Exercise details
Transcribe everything from the line containing "Patent image size: (1008, 611)." down to the line containing "The conductors 30 is at (285, 242).", inclusive, precisely as it appears in the listing.

Extracted records
================

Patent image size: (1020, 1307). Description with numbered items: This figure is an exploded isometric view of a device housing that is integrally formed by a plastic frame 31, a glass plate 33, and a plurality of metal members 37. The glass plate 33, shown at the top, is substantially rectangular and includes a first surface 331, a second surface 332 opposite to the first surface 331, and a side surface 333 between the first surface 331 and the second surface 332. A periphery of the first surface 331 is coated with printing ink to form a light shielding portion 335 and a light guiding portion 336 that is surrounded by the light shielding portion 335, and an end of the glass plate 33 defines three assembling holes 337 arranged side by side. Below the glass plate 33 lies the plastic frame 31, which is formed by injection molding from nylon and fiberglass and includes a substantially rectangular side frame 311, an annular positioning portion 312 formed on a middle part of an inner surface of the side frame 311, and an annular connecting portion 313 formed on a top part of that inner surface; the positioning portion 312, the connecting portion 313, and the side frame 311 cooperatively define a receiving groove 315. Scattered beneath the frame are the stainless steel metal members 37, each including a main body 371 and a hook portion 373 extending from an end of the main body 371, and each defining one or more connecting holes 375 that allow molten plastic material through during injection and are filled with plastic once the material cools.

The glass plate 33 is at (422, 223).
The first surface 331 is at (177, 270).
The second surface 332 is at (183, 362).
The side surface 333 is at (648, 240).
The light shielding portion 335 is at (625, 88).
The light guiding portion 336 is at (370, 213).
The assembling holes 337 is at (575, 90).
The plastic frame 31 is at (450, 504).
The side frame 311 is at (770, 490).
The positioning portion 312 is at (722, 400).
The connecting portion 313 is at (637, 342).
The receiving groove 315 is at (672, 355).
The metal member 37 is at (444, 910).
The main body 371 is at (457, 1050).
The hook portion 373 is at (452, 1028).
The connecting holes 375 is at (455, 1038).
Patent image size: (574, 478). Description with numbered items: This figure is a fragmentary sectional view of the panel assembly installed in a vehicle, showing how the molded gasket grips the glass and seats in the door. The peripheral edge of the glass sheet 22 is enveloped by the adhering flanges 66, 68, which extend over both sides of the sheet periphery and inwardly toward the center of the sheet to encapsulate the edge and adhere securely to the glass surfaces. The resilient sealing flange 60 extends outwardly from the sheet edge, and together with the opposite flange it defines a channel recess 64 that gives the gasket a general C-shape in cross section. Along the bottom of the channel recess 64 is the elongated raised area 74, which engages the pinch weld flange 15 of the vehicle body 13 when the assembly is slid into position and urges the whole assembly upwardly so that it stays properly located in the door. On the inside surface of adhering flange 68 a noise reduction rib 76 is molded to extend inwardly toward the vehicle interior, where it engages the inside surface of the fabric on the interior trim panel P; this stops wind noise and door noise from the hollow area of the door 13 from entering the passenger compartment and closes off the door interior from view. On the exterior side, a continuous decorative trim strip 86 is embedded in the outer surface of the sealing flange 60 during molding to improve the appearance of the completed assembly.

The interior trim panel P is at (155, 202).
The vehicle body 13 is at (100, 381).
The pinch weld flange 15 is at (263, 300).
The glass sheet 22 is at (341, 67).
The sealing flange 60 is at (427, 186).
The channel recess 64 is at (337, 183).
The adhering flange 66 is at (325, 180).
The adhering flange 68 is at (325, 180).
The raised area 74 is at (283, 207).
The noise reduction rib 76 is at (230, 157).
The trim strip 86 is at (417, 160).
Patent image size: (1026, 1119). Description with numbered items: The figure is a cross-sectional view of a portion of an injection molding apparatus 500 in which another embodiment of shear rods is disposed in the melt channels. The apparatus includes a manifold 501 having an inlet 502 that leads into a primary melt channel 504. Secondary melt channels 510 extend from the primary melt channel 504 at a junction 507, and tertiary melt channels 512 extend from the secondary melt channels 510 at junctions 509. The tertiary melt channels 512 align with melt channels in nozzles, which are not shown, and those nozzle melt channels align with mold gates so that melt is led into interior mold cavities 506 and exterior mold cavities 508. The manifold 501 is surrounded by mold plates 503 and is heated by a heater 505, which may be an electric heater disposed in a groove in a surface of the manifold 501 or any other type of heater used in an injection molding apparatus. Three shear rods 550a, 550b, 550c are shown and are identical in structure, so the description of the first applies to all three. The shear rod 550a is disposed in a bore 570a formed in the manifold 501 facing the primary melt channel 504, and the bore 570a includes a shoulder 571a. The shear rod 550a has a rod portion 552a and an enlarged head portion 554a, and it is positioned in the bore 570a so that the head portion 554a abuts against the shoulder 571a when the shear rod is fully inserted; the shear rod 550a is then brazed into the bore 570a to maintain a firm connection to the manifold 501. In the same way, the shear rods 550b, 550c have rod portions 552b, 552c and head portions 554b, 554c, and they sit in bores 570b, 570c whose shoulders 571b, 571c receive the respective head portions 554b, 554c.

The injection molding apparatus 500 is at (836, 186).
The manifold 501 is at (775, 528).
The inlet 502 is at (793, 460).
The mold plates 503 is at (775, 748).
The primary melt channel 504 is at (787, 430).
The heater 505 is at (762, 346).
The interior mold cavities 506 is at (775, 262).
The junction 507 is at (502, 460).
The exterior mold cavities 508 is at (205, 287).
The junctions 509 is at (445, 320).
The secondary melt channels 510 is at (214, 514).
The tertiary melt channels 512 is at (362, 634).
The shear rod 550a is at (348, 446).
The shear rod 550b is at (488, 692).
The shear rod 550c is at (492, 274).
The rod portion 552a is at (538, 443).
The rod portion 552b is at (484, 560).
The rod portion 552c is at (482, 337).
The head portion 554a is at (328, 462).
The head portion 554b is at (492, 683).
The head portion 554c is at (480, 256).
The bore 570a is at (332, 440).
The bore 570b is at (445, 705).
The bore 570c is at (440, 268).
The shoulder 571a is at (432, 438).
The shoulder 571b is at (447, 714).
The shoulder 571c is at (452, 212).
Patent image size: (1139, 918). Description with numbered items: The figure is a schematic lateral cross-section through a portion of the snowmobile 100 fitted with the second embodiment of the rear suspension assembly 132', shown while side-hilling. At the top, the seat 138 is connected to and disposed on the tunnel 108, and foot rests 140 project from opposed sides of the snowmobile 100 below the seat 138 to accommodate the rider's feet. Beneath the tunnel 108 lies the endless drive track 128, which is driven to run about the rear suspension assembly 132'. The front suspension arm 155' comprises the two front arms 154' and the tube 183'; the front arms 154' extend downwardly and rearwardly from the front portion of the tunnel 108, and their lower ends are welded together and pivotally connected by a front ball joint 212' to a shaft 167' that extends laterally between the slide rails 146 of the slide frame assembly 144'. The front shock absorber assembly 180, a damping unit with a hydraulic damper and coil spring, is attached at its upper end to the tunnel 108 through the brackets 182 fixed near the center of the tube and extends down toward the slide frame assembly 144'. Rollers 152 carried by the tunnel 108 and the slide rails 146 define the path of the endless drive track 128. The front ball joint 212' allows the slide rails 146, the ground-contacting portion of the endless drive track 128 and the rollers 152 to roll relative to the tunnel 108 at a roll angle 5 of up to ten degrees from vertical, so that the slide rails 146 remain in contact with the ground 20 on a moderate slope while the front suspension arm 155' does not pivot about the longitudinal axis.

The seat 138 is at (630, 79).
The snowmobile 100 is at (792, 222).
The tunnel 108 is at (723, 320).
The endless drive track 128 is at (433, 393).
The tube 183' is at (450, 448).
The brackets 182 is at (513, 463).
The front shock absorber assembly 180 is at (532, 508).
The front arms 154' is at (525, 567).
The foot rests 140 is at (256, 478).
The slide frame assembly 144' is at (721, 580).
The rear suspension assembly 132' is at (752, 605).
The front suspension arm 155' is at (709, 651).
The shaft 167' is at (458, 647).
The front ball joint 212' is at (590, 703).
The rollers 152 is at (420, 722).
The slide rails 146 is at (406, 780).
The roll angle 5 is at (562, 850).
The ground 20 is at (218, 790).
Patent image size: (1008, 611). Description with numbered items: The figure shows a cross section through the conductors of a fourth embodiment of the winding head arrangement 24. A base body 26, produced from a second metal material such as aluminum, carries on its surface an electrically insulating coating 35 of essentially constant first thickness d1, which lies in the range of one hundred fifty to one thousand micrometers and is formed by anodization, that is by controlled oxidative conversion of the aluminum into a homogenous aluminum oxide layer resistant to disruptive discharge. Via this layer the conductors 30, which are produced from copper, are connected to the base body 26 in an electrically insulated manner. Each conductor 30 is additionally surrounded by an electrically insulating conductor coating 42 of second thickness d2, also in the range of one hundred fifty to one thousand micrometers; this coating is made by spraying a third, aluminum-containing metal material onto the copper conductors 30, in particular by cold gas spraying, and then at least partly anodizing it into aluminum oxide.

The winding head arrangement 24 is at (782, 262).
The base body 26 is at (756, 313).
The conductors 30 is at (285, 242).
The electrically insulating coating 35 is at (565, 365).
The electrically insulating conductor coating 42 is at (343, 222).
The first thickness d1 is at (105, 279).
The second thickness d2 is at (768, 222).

================

Result of the exercise
Patent image size: (1008, 611). Description with numbered items: The figure shows a cross section through the conductors of a fourth embodiment of the winding head arrangement 24. A base body 26, produced from a second metal material such as aluminum, carries on its surface an electrically insulating coating 35 of essentially constant first thickness d1, which lies in the range of one hundred fifty to one thousand micrometers and is formed by anodization, that is by controlled oxidative conversion of the aluminum into a homogenous aluminum oxide layer resistant to disruptive discharge. Via this layer the conductors 30, which are produced from copper, are connected to the base body 26 in an electrically insulated manner. Each conductor 30 is additionally surrounded by an electrically insulating conductor coating 42 of second thickness d2, also in the range of one hundred fifty to one thousand micrometers; this coating is made by spraying a third, aluminum-containing metal material onto the copper conductors 30, in particular by cold gas spraying, and then at least partly anodizing it into aluminum oxide.

The winding head arrangement 24 is at (782, 262).
The base body 26 is at (756, 313).
The conductors 30 is at (285, 242).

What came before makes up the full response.